# STATED GOAL
Each entry below is to be written out exactly, and the pictures are to be left out.

# Chart and figure data
══════
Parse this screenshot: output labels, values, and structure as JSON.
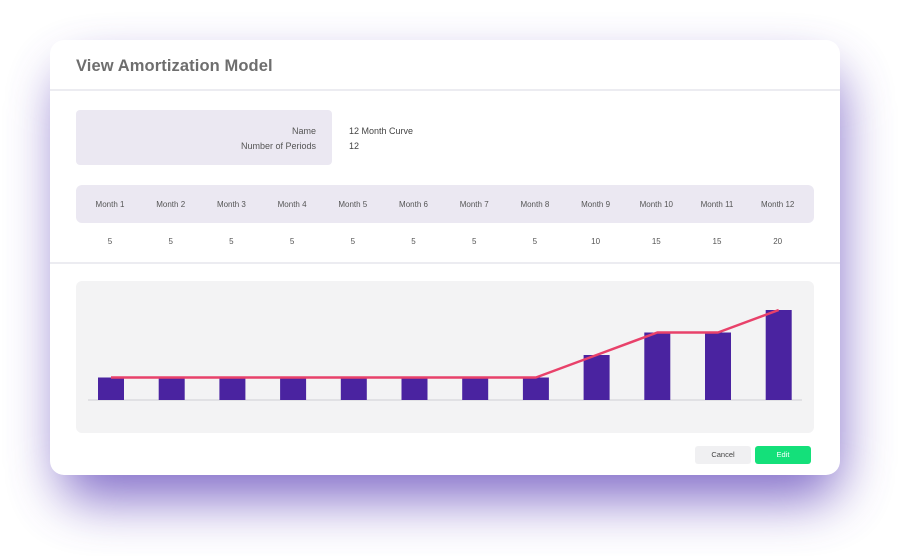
{
  "modal": {
    "title": "View Amortization Model",
    "info": {
      "name_label": "Name",
      "name_value": "12 Month Curve",
      "periods_label": "Number of Periods",
      "periods_value": "12"
    },
    "buttons": {
      "cancel": "Cancel",
      "edit": "Edit"
    }
  },
  "table": {
    "months": [
      "Month 1",
      "Month 2",
      "Month 3",
      "Month 4",
      "Month 5",
      "Month 6",
      "Month 7",
      "Month 8",
      "Month 9",
      "Month 10",
      "Month 11",
      "Month 12"
    ],
    "values": [
      "5",
      "5",
      "5",
      "5",
      "5",
      "5",
      "5",
      "5",
      "10",
      "15",
      "15",
      "20"
    ]
  },
  "colors": {
    "bar": "#4a23a0",
    "line": "#e8416a",
    "accent_button": "#14e07a"
  },
  "chart_data": {
    "type": "bar",
    "categories": [
      "Month 1",
      "Month 2",
      "Month 3",
      "Month 4",
      "Month 5",
      "Month 6",
      "Month 7",
      "Month 8",
      "Month 9",
      "Month 10",
      "Month 11",
      "Month 12"
    ],
    "series": [
      {
        "values": [
          5,
          5,
          5,
          5,
          5,
          5,
          5,
          5,
          10,
          15,
          15,
          20
        ]
      },
      {
        "type": "line",
        "values": [
          5,
          5,
          5,
          5,
          5,
          5,
          5,
          5,
          10,
          15,
          15,
          20
        ]
      }
    ],
    "ylim": [
      0,
      20
    ],
    "grid": false,
    "legend": "none"
  }
}
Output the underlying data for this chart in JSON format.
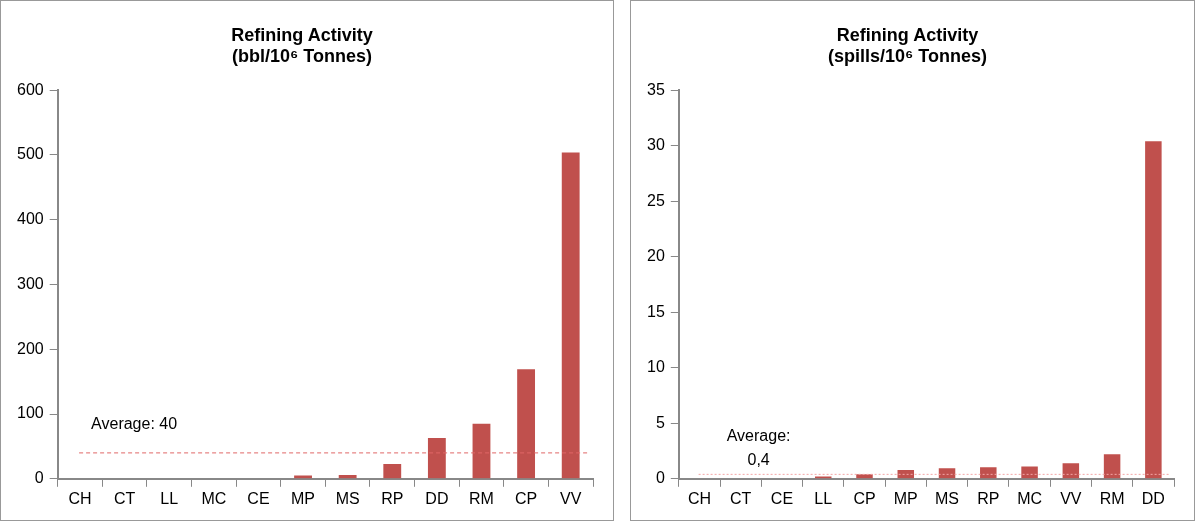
{
  "chart_data": [
    {
      "type": "bar",
      "title": "Refining Activity\n(bbl/10⁶ Tonnes)",
      "categories": [
        "CH",
        "CT",
        "LL",
        "MC",
        "CE",
        "MP",
        "MS",
        "RP",
        "DD",
        "RM",
        "CP",
        "VV"
      ],
      "values": [
        0,
        0,
        0,
        0,
        0,
        5,
        6,
        23,
        63,
        85,
        169,
        504
      ],
      "color": "#c0504d",
      "ylim": [
        0,
        600
      ],
      "yticks": [
        0,
        100,
        200,
        300,
        400,
        500,
        600
      ],
      "grid": false,
      "legend": false,
      "ref_lines": [
        {
          "axis": "y",
          "value": 40,
          "label": "Average: 40",
          "color": "#e06666",
          "line_style": "dashed"
        }
      ]
    },
    {
      "type": "bar",
      "title": "Refining Activity\n(spills/10⁶ Tonnes)",
      "categories": [
        "CH",
        "CT",
        "CE",
        "LL",
        "CP",
        "MP",
        "MS",
        "RP",
        "MC",
        "VV",
        "RM",
        "DD"
      ],
      "values": [
        0,
        0,
        0,
        0.2,
        0.4,
        0.8,
        0.95,
        1.05,
        1.1,
        1.4,
        2.2,
        30.4
      ],
      "color": "#c0504d",
      "ylim": [
        0,
        35
      ],
      "yticks": [
        0,
        5,
        10,
        15,
        20,
        25,
        30,
        35
      ],
      "grid": false,
      "legend": false,
      "ref_lines": [
        {
          "axis": "y",
          "value": 0.4,
          "label": "Average: 0,4",
          "color": "#f4a6a6",
          "line_style": "dotted"
        }
      ]
    }
  ]
}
══════
# ANSWER IN FULL
Parse this screenshot: output labels, values, and structure as JSON.
{
  "modal": {
    "title": "View Amortization Model",
    "info": {
      "name_label": "Name",
      "name_value": "12 Month Curve",
      "periods_label": "Number of Periods",
      "periods_value": "12"
    },
    "buttons": {
      "cancel": "Cancel",
      "edit": "Edit"
    }
  },
  "table": {
    "months": [
      "Month 1",
      "Month 2",
      "Month 3",
      "Month 4",
      "Month 5",
      "Month 6",
      "Month 7",
      "Month 8",
      "Month 9",
      "Month 10",
      "Month 11",
      "Month 12"
    ],
    "values": [
      "5",
      "5",
      "5",
      "5",
      "5",
      "5",
      "5",
      "5",
      "10",
      "15",
      "15",
      "20"
    ]
  },
  "colors": {
    "bar": "#4a23a0",
    "line": "#e8416a",
    "accent_button": "#14e07a"
  },
  "chart_data": {
    "type": "bar",
    "categories": [
      "Month 1",
      "Month 2",
      "Month 3",
      "Month 4",
      "Month 5",
      "Month 6",
      "Month 7",
      "Month 8",
      "Month 9",
      "Month 10",
      "Month 11",
      "Month 12"
    ],
    "series": [
      {
        "values": [
          5,
          5,
          5,
          5,
          5,
          5,
          5,
          5,
          10,
          15,
          15,
          20
        ]
      },
      {
        "type": "line",
        "values": [
          5,
          5,
          5,
          5,
          5,
          5,
          5,
          5,
          10,
          15,
          15,
          20
        ]
      }
    ],
    "ylim": [
      0,
      20
    ],
    "grid": false,
    "legend": "none"
  }
}
Output the underlying data for this chart in JSON format.
{
  "chart_data": [
    {
      "type": "bar",
      "title": "Refining Activity\n(bbl/10⁶ Tonnes)",
      "categories": [
        "CH",
        "CT",
        "LL",
        "MC",
        "CE",
        "MP",
        "MS",
        "RP",
        "DD",
        "RM",
        "CP",
        "VV"
      ],
      "values": [
        0,
        0,
        0,
        0,
        0,
        5,
        6,
        23,
        63,
        85,
        169,
        504
      ],
      "color": "#c0504d",
      "ylim": [
        0,
        600
      ],
      "yticks": [
        0,
        100,
        200,
        300,
        400,
        500,
        600
      ],
      "grid": false,
      "legend": false,
      "ref_lines": [
        {
          "axis": "y",
          "value": 40,
          "label": "Average: 40",
          "color": "#e06666",
          "line_style": "dashed"
        }
      ]
    },
    {
      "type": "bar",
      "title": "Refining Activity\n(spills/10⁶ Tonnes)",
      "categories": [
        "CH",
        "CT",
        "CE",
        "LL",
        "CP",
        "MP",
        "MS",
        "RP",
        "MC",
        "VV",
        "RM",
        "DD"
      ],
      "values": [
        0,
        0,
        0,
        0.2,
        0.4,
        0.8,
        0.95,
        1.05,
        1.1,
        1.4,
        2.2,
        30.4
      ],
      "color": "#c0504d",
      "ylim": [
        0,
        35
      ],
      "yticks": [
        0,
        5,
        10,
        15,
        20,
        25,
        30,
        35
      ],
      "grid": false,
      "legend": false,
      "ref_lines": [
        {
          "axis": "y",
          "value": 0.4,
          "label": "Average: 0,4",
          "color": "#f4a6a6",
          "line_style": "dotted"
        }
      ]
    }
  ]
}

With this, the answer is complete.